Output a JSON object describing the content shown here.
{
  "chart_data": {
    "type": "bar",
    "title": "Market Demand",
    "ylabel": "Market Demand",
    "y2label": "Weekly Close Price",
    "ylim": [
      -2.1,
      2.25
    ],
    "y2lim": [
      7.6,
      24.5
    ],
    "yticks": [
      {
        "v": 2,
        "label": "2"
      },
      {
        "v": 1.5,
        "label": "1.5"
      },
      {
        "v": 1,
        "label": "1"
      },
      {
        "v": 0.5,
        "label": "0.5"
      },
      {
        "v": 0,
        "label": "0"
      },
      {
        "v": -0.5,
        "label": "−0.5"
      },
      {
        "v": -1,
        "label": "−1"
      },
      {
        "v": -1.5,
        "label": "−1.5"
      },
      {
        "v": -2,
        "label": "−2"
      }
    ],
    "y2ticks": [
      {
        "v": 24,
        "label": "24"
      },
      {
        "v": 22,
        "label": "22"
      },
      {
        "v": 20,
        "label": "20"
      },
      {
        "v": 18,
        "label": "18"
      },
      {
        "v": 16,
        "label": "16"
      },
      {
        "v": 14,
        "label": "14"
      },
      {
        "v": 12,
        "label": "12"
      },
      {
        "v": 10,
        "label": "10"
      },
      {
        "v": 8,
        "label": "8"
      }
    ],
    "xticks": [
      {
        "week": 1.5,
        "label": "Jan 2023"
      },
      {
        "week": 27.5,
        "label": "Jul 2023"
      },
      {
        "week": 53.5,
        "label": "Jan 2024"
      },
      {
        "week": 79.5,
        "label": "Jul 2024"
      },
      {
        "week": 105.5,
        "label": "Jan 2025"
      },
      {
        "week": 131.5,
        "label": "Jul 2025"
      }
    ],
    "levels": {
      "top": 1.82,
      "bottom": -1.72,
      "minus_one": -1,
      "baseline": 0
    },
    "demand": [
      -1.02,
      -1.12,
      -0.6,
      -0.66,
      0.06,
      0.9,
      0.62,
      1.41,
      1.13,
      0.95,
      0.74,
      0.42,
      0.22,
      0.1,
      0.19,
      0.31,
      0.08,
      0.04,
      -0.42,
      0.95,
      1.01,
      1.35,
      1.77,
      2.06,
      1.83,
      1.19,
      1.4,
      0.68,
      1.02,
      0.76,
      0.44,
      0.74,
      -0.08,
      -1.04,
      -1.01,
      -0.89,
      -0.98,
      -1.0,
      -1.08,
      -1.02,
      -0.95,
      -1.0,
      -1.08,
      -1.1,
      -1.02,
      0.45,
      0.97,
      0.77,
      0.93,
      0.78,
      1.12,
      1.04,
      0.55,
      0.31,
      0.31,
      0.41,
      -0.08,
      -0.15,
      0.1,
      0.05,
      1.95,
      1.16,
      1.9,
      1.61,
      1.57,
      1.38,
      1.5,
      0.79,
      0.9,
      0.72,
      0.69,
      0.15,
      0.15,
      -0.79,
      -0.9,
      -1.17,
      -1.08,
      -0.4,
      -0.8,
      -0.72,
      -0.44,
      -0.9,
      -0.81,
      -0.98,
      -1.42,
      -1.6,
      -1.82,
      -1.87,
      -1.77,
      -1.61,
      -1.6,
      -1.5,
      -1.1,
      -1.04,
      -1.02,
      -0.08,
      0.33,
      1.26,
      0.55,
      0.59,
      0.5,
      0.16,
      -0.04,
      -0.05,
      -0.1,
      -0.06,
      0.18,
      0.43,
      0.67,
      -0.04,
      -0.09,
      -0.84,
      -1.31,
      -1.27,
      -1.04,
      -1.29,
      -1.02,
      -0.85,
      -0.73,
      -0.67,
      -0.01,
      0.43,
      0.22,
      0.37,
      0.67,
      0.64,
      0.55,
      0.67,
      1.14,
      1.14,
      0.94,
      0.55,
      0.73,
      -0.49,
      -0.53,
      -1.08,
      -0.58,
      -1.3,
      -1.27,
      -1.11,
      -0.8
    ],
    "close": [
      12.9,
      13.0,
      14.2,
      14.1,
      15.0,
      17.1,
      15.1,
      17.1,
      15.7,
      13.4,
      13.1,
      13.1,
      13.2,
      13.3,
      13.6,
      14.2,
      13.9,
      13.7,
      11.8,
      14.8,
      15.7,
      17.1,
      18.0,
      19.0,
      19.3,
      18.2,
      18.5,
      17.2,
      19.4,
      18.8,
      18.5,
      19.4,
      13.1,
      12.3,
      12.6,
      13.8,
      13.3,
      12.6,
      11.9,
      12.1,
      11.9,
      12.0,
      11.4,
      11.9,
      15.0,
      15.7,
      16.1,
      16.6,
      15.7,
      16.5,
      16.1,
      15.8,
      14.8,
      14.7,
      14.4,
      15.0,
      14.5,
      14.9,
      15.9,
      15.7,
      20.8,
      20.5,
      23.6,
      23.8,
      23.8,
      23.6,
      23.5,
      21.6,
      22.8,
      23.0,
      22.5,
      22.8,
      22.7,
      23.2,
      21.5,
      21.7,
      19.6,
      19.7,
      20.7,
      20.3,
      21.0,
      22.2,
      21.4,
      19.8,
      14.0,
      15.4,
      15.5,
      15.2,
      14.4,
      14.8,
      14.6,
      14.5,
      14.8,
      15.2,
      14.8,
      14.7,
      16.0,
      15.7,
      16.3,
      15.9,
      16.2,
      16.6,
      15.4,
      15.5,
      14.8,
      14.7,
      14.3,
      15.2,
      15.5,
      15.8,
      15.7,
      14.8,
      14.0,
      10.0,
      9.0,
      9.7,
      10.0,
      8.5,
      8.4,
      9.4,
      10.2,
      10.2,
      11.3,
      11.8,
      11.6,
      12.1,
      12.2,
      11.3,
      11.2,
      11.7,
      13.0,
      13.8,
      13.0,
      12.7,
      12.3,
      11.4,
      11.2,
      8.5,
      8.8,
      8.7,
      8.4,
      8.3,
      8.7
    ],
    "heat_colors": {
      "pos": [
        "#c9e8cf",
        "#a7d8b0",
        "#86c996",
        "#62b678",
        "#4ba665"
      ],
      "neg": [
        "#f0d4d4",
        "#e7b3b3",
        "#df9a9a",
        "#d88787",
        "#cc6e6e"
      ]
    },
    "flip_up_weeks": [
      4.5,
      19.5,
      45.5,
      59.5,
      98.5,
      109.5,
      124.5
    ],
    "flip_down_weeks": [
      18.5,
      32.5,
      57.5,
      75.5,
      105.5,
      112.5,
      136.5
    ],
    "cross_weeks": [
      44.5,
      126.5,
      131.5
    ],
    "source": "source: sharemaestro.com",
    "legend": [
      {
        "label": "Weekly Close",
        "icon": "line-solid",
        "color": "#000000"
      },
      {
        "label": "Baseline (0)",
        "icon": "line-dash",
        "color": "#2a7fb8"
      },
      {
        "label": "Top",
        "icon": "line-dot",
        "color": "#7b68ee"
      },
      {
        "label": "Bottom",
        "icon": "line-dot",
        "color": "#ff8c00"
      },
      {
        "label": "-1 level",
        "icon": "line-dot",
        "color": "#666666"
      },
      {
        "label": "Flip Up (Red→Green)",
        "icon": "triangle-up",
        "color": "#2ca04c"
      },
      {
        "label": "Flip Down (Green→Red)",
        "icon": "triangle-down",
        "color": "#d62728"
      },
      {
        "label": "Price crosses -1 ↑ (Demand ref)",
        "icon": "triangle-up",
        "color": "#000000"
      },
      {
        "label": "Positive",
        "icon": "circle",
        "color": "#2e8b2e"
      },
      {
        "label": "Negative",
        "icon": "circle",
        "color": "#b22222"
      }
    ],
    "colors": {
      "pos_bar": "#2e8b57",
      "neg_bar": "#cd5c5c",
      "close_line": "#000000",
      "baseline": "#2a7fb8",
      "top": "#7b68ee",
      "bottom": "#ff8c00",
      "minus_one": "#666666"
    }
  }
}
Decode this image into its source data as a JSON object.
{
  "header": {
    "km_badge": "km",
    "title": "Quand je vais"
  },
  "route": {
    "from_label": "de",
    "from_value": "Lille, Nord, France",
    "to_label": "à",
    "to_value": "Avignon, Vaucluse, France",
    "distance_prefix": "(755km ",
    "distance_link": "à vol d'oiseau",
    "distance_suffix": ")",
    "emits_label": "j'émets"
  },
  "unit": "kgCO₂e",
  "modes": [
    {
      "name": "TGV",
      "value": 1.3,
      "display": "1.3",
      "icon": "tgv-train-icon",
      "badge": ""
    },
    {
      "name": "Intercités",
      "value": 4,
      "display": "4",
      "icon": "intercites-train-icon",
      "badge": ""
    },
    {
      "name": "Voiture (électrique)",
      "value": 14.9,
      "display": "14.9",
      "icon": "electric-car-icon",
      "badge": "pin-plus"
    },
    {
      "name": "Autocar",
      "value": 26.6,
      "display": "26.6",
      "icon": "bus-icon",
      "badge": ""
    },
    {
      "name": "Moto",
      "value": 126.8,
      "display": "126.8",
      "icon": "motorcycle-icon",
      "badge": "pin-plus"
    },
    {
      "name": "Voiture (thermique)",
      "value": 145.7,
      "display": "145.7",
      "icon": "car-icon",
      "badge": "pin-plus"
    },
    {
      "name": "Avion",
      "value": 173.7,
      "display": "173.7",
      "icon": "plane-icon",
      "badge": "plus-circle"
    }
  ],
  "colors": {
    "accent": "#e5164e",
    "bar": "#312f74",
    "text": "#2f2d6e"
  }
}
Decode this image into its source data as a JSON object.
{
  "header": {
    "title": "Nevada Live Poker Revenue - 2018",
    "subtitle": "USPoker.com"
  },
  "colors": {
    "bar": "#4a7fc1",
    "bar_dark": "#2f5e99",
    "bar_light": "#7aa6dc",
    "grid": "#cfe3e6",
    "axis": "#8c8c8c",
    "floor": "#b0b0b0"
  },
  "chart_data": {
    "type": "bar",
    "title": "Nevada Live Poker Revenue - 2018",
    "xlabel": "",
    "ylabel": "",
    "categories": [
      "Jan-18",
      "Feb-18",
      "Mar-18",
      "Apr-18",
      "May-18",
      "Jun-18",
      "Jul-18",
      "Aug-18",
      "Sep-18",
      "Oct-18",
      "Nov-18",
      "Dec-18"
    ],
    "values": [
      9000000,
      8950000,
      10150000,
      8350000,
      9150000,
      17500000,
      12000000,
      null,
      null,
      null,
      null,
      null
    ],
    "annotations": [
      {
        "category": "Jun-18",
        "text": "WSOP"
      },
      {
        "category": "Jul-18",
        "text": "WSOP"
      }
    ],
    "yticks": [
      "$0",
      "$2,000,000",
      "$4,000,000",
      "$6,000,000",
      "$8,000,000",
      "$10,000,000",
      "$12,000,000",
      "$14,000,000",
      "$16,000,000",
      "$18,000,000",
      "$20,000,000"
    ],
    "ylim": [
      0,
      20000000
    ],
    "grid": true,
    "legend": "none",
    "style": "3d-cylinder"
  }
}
__________
▶ **Written exercise**
All lines above with "Weekly" in them should be returned.

▶ **Output for this exercise**
    "y2label": "Weekly Close Price",
        "label": "Weekly Close",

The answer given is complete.